Objective |
Extract every line of the records below verbatim, leaving each character, number and line break unchanged.

Dataset excerpt
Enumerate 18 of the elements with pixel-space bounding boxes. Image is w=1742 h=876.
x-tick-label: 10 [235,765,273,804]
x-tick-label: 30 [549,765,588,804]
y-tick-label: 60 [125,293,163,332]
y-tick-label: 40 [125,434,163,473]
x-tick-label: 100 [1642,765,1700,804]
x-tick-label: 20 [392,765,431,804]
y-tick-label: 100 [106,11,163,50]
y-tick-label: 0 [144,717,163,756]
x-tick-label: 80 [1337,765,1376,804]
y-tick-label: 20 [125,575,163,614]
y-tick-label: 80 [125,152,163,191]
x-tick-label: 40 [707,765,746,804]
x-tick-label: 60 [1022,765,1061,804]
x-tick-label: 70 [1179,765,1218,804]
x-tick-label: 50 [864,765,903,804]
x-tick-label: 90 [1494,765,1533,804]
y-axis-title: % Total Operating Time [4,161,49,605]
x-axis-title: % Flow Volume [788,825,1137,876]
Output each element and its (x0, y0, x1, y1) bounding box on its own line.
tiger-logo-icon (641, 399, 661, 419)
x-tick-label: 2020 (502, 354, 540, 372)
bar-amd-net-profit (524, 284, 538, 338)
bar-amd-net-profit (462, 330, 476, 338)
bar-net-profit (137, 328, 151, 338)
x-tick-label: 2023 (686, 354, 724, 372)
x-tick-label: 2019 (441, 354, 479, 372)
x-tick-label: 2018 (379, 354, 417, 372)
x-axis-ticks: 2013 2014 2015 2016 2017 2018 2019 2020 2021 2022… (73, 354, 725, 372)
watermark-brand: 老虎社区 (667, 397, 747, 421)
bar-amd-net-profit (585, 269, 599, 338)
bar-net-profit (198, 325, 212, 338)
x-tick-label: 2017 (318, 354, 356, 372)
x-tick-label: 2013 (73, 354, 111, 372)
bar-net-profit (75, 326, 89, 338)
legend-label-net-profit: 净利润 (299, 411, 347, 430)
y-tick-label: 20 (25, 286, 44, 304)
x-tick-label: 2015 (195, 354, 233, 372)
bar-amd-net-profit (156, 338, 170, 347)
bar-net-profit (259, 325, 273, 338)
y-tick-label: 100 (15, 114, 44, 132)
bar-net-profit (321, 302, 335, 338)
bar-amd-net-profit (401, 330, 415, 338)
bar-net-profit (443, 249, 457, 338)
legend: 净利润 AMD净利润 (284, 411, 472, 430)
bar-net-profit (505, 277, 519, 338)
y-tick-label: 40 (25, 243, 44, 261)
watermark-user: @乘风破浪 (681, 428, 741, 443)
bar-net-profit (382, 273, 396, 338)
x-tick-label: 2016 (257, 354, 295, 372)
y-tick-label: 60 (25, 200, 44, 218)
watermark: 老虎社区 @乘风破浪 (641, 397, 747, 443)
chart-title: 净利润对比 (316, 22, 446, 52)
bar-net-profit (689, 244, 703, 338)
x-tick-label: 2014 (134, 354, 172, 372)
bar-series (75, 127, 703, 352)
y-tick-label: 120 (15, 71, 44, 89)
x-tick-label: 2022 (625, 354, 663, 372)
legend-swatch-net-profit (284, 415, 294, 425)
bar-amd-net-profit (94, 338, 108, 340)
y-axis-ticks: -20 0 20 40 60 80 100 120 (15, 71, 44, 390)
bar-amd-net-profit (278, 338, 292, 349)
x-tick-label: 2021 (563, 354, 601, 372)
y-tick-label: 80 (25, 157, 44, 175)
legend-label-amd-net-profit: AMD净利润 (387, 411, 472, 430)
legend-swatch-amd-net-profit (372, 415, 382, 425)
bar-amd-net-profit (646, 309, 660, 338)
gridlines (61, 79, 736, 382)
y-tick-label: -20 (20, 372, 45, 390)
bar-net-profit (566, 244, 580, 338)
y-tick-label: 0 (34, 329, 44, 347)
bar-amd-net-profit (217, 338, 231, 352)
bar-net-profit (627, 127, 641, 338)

Reply to the task |
Enumerate 18 of the elements with pixel-space bounding boxes. Image is w=1742 h=876.
x-tick-label: 10 [235,765,273,804]
x-tick-label: 30 [549,765,588,804]
y-tick-label: 60 [125,293,163,332]
y-tick-label: 40 [125,434,163,473]
x-tick-label: 100 [1642,765,1700,804]
x-tick-label: 20 [392,765,431,804]
y-tick-label: 100 [106,11,163,50]
y-tick-label: 0 [144,717,163,756]
x-tick-label: 80 [1337,765,1376,804]
y-tick-label: 20 [125,575,163,614]
y-tick-label: 80 [125,152,163,191]
x-tick-label: 40 [707,765,746,804]
x-tick-label: 60 [1022,765,1061,804]
x-tick-label: 70 [1179,765,1218,804]
x-tick-label: 50 [864,765,903,804]
x-tick-label: 90 [1494,765,1533,804]
y-axis-title: % Total Operating Time [4,161,49,605]
x-axis-title: % Flow Volume [788,825,1137,876]
Output each element and its (x0, y0, x1, y1) bounding box on its own line.
tiger-logo-icon (641, 399, 661, 419)
x-tick-label: 2020 (502, 354, 540, 372)
bar-amd-net-profit (524, 284, 538, 338)
bar-amd-net-profit (462, 330, 476, 338)
bar-net-profit (137, 328, 151, 338)
x-tick-label: 2023 (686, 354, 724, 372)
x-tick-label: 2019 (441, 354, 479, 372)
x-tick-label: 2018 (379, 354, 417, 372)
x-axis-ticks: 2013 2014 2015 2016 2017 2018 2019 2020 2021 2022… (73, 354, 725, 372)
watermark-brand: 老虎社区 (667, 397, 747, 421)
bar-amd-net-profit (585, 269, 599, 338)
bar-net-profit (198, 325, 212, 338)
x-tick-label: 2017 (318, 354, 356, 372)
x-tick-label: 2013 (73, 354, 111, 372)
bar-net-profit (75, 326, 89, 338)
legend-label-net-profit: 净利润 (299, 411, 347, 430)
y-tick-label: 20 (25, 286, 44, 304)
x-tick-label: 2015 (195, 354, 233, 372)
bar-amd-net-profit (156, 338, 170, 347)
bar-net-profit (259, 325, 273, 338)
y-tick-label: 100 (15, 114, 44, 132)
bar-net-profit (321, 302, 335, 338)
bar-amd-net-profit (401, 330, 415, 338)
bar-net-profit (443, 249, 457, 338)
legend: 净利润 AMD净利润 (284, 411, 472, 430)
bar-net-profit (505, 277, 519, 338)
y-tick-label: 40 (25, 243, 44, 261)
watermark-user: @乘风破浪 (681, 428, 741, 443)
bar-net-profit (382, 273, 396, 338)
x-tick-label: 2016 (257, 354, 295, 372)
y-tick-label: 60 (25, 200, 44, 218)
watermark: 老虎社区 @乘风破浪 (641, 397, 747, 443)
chart-title: 净利润对比 (316, 22, 446, 52)
bar-net-profit (689, 244, 703, 338)
x-tick-label: 2014 (134, 354, 172, 372)
bar-series (75, 127, 703, 352)
y-tick-label: 120 (15, 71, 44, 89)
x-tick-label: 2022 (625, 354, 663, 372)
legend-swatch-net-profit (284, 415, 294, 425)
bar-amd-net-profit (94, 338, 108, 340)
y-axis-ticks: -20 0 20 40 60 80 100 120 (15, 71, 44, 390)
bar-amd-net-profit (278, 338, 292, 349)
x-tick-label: 2021 (563, 354, 601, 372)
y-tick-label: 80 (25, 157, 44, 175)
legend-label-amd-net-profit: AMD净利润 (387, 411, 472, 430)
legend-swatch-amd-net-profit (372, 415, 382, 425)
bar-amd-net-profit (646, 309, 660, 338)
gridlines (61, 79, 736, 382)
y-tick-label: -20 (20, 372, 45, 390)
bar-net-profit (566, 244, 580, 338)
y-tick-label: 0 (34, 329, 44, 347)
bar-amd-net-profit (217, 338, 231, 352)
bar-net-profit (627, 127, 641, 338)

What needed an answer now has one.